### SOURCE MATERIAL

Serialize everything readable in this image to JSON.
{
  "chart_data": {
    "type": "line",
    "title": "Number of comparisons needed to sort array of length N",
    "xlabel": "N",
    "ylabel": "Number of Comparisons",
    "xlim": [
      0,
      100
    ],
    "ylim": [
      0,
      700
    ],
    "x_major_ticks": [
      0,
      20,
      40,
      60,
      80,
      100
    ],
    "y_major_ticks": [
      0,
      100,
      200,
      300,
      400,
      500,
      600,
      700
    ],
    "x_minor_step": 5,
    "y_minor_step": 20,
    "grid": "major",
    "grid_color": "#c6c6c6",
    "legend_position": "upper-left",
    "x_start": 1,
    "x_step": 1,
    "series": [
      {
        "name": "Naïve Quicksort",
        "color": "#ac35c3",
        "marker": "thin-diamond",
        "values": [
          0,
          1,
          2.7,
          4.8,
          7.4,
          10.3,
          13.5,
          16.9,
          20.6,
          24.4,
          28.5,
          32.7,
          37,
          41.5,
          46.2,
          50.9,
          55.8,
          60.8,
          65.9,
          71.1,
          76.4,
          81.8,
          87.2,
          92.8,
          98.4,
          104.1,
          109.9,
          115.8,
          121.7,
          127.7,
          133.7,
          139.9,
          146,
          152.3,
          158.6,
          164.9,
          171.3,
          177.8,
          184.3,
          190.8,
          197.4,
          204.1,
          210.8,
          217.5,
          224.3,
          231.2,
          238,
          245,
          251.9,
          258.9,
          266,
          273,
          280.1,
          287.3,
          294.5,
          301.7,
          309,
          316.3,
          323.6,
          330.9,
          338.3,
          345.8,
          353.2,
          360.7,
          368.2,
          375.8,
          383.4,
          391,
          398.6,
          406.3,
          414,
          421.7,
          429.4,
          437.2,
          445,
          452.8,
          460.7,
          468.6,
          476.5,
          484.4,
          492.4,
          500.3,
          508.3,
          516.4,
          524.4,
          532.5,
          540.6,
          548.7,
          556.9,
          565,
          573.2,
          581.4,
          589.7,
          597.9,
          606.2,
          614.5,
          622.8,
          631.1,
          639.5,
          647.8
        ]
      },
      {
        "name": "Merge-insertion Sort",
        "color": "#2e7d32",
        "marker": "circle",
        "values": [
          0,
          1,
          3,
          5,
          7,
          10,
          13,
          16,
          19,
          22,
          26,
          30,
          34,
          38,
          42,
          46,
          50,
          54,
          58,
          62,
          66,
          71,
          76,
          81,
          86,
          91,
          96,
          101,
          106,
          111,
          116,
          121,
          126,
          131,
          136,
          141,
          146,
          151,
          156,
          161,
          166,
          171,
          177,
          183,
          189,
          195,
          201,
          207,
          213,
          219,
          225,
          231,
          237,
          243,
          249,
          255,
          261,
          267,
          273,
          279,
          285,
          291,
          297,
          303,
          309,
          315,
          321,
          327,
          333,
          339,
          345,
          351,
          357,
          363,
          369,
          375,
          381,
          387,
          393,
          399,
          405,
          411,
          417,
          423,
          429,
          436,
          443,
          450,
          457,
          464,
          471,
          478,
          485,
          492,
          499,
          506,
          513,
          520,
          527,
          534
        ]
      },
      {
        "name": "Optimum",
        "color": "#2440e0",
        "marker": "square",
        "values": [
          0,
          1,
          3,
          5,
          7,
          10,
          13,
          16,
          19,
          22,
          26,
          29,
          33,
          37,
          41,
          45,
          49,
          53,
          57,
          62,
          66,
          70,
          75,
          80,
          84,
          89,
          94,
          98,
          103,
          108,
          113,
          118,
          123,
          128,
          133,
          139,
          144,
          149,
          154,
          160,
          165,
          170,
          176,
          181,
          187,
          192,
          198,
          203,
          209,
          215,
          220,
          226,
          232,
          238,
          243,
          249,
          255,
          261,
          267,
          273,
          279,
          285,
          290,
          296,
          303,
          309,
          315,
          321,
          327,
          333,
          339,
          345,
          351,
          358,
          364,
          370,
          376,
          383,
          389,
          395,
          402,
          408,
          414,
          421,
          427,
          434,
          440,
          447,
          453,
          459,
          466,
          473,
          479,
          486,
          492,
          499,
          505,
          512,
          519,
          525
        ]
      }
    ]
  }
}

### GIVEN INSTRUCTION
Copy every single line of the material above that holds "Number".

### RESPONSE
    "title": "Number of comparisons needed to sort array of length N",
    "ylabel": "Number of Comparisons",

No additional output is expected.